Stored data:

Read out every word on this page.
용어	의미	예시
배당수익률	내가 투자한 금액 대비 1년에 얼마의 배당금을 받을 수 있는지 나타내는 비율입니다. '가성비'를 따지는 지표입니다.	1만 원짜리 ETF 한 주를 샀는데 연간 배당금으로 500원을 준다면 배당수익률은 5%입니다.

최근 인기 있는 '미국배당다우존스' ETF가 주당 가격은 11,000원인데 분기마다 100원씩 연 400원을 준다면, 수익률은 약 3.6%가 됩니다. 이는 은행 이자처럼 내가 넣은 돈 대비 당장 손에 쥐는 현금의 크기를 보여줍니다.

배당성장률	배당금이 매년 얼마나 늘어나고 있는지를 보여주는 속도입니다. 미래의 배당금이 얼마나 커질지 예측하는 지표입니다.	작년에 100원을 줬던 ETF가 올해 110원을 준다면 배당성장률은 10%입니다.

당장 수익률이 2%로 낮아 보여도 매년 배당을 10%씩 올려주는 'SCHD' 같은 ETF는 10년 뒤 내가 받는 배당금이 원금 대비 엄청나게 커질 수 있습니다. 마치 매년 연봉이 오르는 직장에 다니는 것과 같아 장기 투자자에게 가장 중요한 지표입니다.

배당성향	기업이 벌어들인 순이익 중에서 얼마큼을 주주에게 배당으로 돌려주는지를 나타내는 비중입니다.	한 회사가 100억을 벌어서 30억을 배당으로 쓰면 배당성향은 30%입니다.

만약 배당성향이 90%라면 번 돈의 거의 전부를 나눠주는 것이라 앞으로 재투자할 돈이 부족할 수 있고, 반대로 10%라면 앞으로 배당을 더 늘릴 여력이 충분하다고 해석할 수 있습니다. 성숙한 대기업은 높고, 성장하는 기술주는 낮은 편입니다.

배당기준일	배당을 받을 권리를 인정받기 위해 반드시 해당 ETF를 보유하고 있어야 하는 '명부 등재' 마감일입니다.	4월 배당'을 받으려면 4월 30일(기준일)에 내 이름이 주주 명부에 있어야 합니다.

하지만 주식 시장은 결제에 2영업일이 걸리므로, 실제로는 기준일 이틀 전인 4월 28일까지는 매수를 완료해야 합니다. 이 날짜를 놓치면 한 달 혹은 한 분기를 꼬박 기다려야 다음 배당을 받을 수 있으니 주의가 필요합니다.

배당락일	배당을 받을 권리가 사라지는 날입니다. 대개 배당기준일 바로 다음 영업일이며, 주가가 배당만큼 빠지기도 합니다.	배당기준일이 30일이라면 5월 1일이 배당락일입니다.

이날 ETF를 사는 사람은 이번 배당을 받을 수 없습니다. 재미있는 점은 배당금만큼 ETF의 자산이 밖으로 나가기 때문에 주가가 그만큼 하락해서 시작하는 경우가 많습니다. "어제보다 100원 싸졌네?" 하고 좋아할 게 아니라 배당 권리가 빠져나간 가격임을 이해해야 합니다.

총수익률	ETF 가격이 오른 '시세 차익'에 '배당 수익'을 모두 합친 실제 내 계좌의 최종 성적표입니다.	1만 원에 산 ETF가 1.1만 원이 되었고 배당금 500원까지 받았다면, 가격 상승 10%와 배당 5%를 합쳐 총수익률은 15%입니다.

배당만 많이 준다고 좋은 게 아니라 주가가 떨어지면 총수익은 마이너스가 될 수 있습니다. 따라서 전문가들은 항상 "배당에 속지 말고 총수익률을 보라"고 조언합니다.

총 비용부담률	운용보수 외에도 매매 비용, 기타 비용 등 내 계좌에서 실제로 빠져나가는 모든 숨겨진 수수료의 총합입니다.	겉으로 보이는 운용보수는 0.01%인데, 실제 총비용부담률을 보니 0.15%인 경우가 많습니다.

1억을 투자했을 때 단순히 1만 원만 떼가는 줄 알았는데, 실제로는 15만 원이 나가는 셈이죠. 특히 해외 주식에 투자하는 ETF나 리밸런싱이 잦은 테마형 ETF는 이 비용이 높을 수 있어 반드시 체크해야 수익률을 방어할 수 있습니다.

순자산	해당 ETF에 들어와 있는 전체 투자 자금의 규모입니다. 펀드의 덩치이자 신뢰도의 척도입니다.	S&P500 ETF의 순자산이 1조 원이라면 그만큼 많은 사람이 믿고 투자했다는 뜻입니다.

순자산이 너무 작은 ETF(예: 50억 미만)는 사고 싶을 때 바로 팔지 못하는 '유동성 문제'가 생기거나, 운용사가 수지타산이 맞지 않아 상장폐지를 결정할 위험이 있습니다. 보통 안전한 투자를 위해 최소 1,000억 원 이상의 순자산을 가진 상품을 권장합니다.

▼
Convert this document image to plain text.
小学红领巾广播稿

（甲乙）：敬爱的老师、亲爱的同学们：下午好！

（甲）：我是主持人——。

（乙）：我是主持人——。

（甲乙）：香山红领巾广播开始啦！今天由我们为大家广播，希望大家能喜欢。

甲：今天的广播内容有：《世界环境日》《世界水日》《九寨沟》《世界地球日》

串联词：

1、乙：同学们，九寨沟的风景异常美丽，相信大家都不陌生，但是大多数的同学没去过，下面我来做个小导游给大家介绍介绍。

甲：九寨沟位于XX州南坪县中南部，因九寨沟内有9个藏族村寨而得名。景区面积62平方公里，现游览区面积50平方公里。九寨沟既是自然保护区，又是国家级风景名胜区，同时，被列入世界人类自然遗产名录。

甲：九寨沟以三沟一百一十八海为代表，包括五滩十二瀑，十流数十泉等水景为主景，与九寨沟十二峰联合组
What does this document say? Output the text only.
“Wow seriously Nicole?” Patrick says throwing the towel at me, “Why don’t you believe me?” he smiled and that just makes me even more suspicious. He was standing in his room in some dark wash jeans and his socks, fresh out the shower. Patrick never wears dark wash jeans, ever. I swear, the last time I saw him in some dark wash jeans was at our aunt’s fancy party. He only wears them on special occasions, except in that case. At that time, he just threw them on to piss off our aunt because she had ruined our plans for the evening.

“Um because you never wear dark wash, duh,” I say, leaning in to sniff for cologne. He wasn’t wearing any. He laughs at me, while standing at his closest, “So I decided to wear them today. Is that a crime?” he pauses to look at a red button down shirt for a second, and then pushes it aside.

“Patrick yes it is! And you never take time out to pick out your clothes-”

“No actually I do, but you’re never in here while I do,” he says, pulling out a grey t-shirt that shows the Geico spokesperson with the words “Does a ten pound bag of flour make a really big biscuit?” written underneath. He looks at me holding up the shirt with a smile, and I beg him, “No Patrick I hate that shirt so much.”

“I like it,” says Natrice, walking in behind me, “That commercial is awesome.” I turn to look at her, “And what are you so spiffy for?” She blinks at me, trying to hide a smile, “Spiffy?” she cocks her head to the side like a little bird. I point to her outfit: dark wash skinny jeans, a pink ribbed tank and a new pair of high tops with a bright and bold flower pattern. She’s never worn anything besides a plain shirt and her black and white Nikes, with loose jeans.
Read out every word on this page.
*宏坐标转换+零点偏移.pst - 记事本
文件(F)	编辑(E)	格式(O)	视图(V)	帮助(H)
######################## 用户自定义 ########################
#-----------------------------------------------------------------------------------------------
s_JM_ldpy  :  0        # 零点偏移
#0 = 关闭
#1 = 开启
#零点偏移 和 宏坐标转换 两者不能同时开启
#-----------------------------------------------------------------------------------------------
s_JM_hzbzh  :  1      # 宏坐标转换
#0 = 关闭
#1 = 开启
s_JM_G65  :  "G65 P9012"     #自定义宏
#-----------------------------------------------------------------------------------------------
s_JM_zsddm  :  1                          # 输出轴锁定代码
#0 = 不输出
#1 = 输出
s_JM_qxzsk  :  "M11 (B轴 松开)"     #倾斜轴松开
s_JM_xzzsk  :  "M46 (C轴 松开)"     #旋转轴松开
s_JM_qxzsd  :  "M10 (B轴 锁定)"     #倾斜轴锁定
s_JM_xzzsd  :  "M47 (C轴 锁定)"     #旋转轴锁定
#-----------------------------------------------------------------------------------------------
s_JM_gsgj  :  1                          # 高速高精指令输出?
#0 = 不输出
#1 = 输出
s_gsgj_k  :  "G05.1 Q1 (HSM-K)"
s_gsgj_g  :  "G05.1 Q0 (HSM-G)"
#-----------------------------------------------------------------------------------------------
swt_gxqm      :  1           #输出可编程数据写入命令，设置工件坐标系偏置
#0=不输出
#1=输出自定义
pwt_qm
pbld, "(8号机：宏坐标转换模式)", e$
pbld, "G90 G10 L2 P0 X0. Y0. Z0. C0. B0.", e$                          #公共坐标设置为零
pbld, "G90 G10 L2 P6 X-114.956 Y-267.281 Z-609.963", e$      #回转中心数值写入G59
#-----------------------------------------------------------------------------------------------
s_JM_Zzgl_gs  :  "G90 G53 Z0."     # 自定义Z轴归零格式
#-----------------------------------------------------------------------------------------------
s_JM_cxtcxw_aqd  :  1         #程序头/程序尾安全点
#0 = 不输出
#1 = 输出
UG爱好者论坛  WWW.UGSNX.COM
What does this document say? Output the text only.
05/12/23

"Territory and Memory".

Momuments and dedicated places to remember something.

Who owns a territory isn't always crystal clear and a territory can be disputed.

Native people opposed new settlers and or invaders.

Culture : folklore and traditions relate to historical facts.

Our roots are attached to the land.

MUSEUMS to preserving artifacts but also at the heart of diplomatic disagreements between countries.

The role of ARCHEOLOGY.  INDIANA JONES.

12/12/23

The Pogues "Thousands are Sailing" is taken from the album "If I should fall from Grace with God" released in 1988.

== Stated task ==
Show all lines from the listing above in which "지표입니다" appears.

== Answer below ==
배당수익률	내가 투자한 금액 대비 1년에 얼마의 배당금을 받을 수 있는지 나타내는 비율입니다. '가성비'를 따지는 지표입니다.	1만 원짜리 ETF 한 주를 샀는데 연간 배당금으로 500원을 준다면 배당수익률은 5%입니다.
배당성장률	배당금이 매년 얼마나 늘어나고 있는지를 보여주는 속도입니다. 미래의 배당금이 얼마나 커질지 예측하는 지표입니다.	작년에 100원을 줬던 ETF가 올해 110원을 준다면 배당성장률은 10%입니다.
당장 수익률이 2%로 낮아 보여도 매년 배당을 10%씩 올려주는 'SCHD' 같은 ETF는 10년 뒤 내가 받는 배당금이 원금 대비 엄청나게 커질 수 있습니다. 마치 매년 연봉이 오르는 직장에 다니는 것과 같아 장기 투자자에게 가장 중요한 지표입니다.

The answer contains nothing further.